INSTRUCTIONS FOR THE TASK: Here are some records; return them all exactly.

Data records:
----------

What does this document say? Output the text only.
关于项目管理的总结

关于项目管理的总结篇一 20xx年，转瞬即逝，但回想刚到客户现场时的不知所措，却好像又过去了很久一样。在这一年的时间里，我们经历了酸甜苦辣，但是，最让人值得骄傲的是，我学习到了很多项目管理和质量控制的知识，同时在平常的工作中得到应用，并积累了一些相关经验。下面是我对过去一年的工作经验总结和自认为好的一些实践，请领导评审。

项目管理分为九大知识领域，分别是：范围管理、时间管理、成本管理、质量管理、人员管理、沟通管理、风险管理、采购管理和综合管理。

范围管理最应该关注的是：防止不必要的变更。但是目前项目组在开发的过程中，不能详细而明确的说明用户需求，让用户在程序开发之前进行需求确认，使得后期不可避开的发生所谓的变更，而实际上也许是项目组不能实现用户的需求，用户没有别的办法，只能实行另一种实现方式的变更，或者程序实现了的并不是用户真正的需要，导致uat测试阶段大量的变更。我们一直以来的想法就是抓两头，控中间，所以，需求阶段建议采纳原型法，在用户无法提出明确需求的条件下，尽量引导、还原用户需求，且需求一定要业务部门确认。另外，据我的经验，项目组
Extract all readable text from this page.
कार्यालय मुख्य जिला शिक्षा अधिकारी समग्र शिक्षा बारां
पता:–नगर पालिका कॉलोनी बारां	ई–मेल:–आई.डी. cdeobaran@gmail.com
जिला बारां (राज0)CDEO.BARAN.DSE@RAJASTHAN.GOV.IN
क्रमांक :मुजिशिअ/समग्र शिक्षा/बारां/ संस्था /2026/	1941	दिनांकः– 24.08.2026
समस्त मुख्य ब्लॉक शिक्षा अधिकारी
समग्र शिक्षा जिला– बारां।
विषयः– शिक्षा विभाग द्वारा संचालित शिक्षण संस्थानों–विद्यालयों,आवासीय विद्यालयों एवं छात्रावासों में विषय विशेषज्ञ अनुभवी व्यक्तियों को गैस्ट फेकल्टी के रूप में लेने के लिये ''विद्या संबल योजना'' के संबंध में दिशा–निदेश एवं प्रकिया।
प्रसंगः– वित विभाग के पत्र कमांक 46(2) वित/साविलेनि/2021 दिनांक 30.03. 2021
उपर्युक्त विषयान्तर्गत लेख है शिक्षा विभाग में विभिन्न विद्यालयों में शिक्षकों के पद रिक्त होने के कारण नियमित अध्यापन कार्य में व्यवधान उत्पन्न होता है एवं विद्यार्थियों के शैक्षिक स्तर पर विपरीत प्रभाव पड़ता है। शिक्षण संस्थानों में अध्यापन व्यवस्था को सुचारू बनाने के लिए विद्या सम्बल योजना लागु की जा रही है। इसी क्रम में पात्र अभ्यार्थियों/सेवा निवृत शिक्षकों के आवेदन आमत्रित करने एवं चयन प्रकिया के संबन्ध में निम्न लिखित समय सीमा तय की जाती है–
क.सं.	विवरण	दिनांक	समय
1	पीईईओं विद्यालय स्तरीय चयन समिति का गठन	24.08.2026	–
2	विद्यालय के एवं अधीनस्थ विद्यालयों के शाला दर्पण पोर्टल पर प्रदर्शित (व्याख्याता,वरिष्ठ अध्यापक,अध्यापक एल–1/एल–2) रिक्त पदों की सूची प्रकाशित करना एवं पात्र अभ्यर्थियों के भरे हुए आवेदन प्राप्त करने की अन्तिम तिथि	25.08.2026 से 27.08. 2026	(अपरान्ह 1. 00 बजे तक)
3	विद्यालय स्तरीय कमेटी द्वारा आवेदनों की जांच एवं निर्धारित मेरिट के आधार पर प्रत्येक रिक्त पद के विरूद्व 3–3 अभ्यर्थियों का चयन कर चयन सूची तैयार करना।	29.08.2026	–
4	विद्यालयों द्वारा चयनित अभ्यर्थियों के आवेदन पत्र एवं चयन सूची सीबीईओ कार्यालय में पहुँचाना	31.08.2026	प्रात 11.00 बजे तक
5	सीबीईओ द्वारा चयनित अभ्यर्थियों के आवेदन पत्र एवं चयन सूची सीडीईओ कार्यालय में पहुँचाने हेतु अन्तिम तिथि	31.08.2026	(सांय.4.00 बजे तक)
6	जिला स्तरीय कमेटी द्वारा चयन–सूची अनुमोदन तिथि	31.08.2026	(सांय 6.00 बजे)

----------

CORRECT ANSWER:
What does this document say? Output the text only.
关于项目管理的总结

关于项目管理的总结篇一 20xx年，转瞬即逝，但回想刚到客户现场时的不知所措，却好像又过去了很久一样。在这一年的时间里，我们经历了酸甜苦辣，但是，最让人值得骄傲的是，我学习到了很多项目管理和质量控制的知识，同时在平常的工作中得到应用，并积累了一些相关经验。下面是我对过去一年的工作经验总结和自认为好的一些实践，请领导评审。

项目管理分为九大知识领域，分别是：范围管理、时间管理、成本管理、质量管理、人员管理、沟通管理、风险管理、采购管理和综合管理。

范围管理最应该关注的是：防止不必要的变更。但是目前项目组在开发的过程中，不能详细而明确的说明用户需求，让用户在程序开发之前进行需求确认，使得后期不可避开的发生所谓的变更，而实际上也许是项目组不能实现用户的需求，用户没有别的办法，只能实行另一种实现方式的变更，或者程序实现了的并不是用户真正的需要，导致uat测试阶段大量的变更。我们一直以来的想法就是抓两头，控中间，所以，需求阶段建议采纳原型法，在用户无法提出明确需求的条件下，尽量引导、还原用户需求，且需求一定要业务部门确认。另外，据我的经验，项目组
Extract all readable text from this page.
कार्यालय मुख्य जिला शिक्षा अधिकारी समग्र शिक्षा बारां
पता:–नगर पालिका कॉलोनी बारां	ई–मेल:–आई.डी. cdeobaran@gmail.com
जिला बारां (राज0)CDEO.BARAN.DSE@RAJASTHAN.GOV.IN
क्रमांक :मुजिशिअ/समग्र शिक्षा/बारां/ संस्था /2026/	1941	दिनांकः– 24.08.2026
समस्त मुख्य ब्लॉक शिक्षा अधिकारी
समग्र शिक्षा जिला– बारां।
विषयः– शिक्षा विभाग द्वारा संचालित शिक्षण संस्थानों–विद्यालयों,आवासीय विद्यालयों एवं छात्रावासों में विषय विशेषज्ञ अनुभवी व्यक्तियों को गैस्ट फेकल्टी के रूप में लेने के लिये ''विद्या संबल योजना'' के संबंध में दिशा–निदेश एवं प्रकिया।
प्रसंगः– वित विभाग के पत्र कमांक 46(2) वित/साविलेनि/2021 दिनांक 30.03. 2021
उपर्युक्त विषयान्तर्गत लेख है शिक्षा विभाग में विभिन्न विद्यालयों में शिक्षकों के पद रिक्त होने के कारण नियमित अध्यापन कार्य में व्यवधान उत्पन्न होता है एवं विद्यार्थियों के शैक्षिक स्तर पर विपरीत प्रभाव पड़ता है। शिक्षण संस्थानों में अध्यापन व्यवस्था को सुचारू बनाने के लिए विद्या सम्बल योजना लागु की जा रही है। इसी क्रम में पात्र अभ्यार्थियों/सेवा निवृत शिक्षकों के आवेदन आमत्रित करने एवं चयन प्रकिया के संबन्ध में निम्न लिखित समय सीमा तय की जाती है–
क.सं.	विवरण	दिनांक	समय
1	पीईईओं विद्यालय स्तरीय चयन समिति का गठन	24.08.2026	–
2	विद्यालय के एवं अधीनस्थ विद्यालयों के शाला दर्पण पोर्टल पर प्रदर्शित (व्याख्याता,वरिष्ठ अध्यापक,अध्यापक एल–1/एल–2) रिक्त पदों की सूची प्रकाशित करना एवं पात्र अभ्यर्थियों के भरे हुए आवेदन प्राप्त करने की अन्तिम तिथि	25.08.2026 से 27.08. 2026	(अपरान्ह 1. 00 बजे तक)
3	विद्यालय स्तरीय कमेटी द्वारा आवेदनों की जांच एवं निर्धारित मेरिट के आधार पर प्रत्येक रिक्त पद के विरूद्व 3–3 अभ्यर्थियों का चयन कर चयन सूची तैयार करना।	29.08.2026	–
4	विद्यालयों द्वारा चयनित अभ्यर्थियों के आवेदन पत्र एवं चयन सूची सीबीईओ कार्यालय में पहुँचाना	31.08.2026	प्रात 11.00 बजे तक
5	सीबीईओ द्वारा चयनित अभ्यर्थियों के आवेदन पत्र एवं चयन सूची सीडीईओ कार्यालय में पहुँचाने हेतु अन्तिम तिथि	31.08.2026	(सांय.4.00 बजे तक)
6	जिला स्तरीय कमेटी द्वारा चयन–सूची अनुमोदन तिथि	31.08.2026	(सांय 6.00 बजे)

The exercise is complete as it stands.